» Task details
Below is a block of records; reproduce all of them exactly and leave out any pictures.

— BEGIN —

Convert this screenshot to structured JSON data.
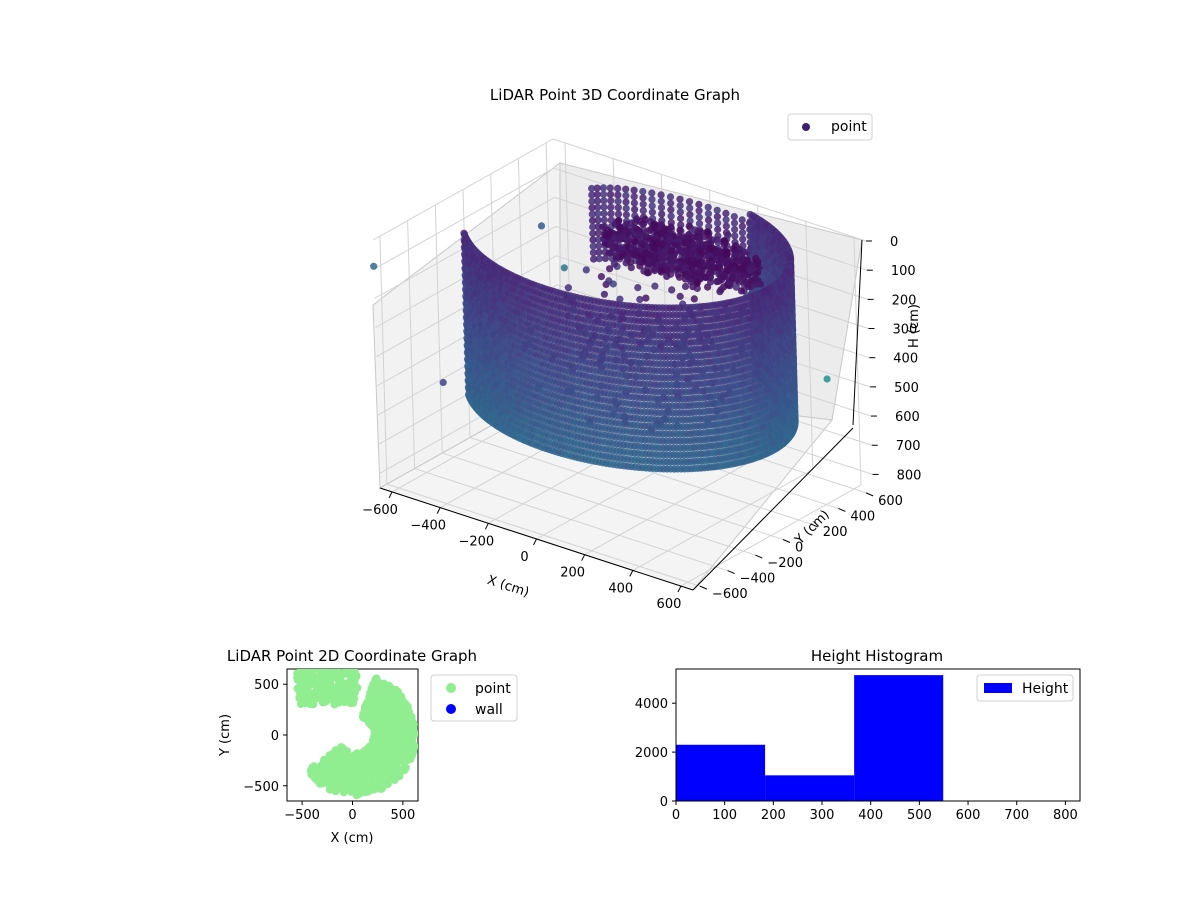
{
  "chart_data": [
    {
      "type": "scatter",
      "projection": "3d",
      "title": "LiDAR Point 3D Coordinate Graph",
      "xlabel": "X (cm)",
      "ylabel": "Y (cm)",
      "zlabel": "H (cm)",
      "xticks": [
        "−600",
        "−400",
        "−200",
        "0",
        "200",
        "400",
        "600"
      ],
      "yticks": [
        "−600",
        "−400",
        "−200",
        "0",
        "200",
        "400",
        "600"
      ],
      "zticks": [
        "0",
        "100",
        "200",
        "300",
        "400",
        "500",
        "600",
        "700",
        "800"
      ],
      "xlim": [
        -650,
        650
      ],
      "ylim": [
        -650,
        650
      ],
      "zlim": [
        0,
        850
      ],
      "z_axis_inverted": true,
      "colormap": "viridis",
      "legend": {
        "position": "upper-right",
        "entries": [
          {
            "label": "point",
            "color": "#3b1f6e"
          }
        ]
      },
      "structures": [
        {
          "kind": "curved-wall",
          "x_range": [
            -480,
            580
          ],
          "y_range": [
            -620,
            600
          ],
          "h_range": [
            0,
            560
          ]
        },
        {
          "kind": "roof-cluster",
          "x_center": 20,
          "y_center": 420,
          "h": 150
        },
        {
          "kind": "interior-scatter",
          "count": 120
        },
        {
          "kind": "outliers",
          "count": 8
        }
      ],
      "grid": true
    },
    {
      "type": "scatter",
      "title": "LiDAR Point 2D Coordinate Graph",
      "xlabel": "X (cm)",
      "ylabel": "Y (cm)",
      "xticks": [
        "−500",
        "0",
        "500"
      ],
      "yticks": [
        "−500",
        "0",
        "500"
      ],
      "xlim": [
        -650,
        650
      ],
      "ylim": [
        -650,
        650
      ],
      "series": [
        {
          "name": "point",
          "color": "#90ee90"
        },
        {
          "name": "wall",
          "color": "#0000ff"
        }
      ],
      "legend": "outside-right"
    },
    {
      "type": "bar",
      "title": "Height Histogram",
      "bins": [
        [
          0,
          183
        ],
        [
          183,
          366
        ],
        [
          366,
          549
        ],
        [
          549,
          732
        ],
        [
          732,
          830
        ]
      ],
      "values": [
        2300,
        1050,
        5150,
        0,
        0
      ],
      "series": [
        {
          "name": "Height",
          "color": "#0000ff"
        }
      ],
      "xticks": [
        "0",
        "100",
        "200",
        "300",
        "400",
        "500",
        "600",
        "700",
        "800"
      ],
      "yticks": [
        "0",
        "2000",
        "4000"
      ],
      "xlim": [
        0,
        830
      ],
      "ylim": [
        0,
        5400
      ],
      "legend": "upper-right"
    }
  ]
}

— END —

» Reply to the task
Convert this screenshot to structured JSON data.
{
  "chart_data": [
    {
      "type": "scatter",
      "projection": "3d",
      "title": "LiDAR Point 3D Coordinate Graph",
      "xlabel": "X (cm)",
      "ylabel": "Y (cm)",
      "zlabel": "H (cm)",
      "xticks": [
        "−600",
        "−400",
        "−200",
        "0",
        "200",
        "400",
        "600"
      ],
      "yticks": [
        "−600",
        "−400",
        "−200",
        "0",
        "200",
        "400",
        "600"
      ],
      "zticks": [
        "0",
        "100",
        "200",
        "300",
        "400",
        "500",
        "600",
        "700",
        "800"
      ],
      "xlim": [
        -650,
        650
      ],
      "ylim": [
        -650,
        650
      ],
      "zlim": [
        0,
        850
      ],
      "z_axis_inverted": true,
      "colormap": "viridis",
      "legend": {
        "position": "upper-right",
        "entries": [
          {
            "label": "point",
            "color": "#3b1f6e"
          }
        ]
      },
      "structures": [
        {
          "kind": "curved-wall",
          "x_range": [
            -480,
            580
          ],
          "y_range": [
            -620,
            600
          ],
          "h_range": [
            0,
            560
          ]
        },
        {
          "kind": "roof-cluster",
          "x_center": 20,
          "y_center": 420,
          "h": 150
        },
        {
          "kind": "interior-scatter",
          "count": 120
        },
        {
          "kind": "outliers",
          "count": 8
        }
      ],
      "grid": true
    },
    {
      "type": "scatter",
      "title": "LiDAR Point 2D Coordinate Graph",
      "xlabel": "X (cm)",
      "ylabel": "Y (cm)",
      "xticks": [
        "−500",
        "0",
        "500"
      ],
      "yticks": [
        "−500",
        "0",
        "500"
      ],
      "xlim": [
        -650,
        650
      ],
      "ylim": [
        -650,
        650
      ],
      "series": [
        {
          "name": "point",
          "color": "#90ee90"
        },
        {
          "name": "wall",
          "color": "#0000ff"
        }
      ],
      "legend": "outside-right"
    },
    {
      "type": "bar",
      "title": "Height Histogram",
      "bins": [
        [
          0,
          183
        ],
        [
          183,
          366
        ],
        [
          366,
          549
        ],
        [
          549,
          732
        ],
        [
          732,
          830
        ]
      ],
      "values": [
        2300,
        1050,
        5150,
        0,
        0
      ],
      "series": [
        {
          "name": "Height",
          "color": "#0000ff"
        }
      ],
      "xticks": [
        "0",
        "100",
        "200",
        "300",
        "400",
        "500",
        "600",
        "700",
        "800"
      ],
      "yticks": [
        "0",
        "2000",
        "4000"
      ],
      "xlim": [
        0,
        830
      ],
      "ylim": [
        0,
        5400
      ],
      "legend": "upper-right"
    }
  ]
}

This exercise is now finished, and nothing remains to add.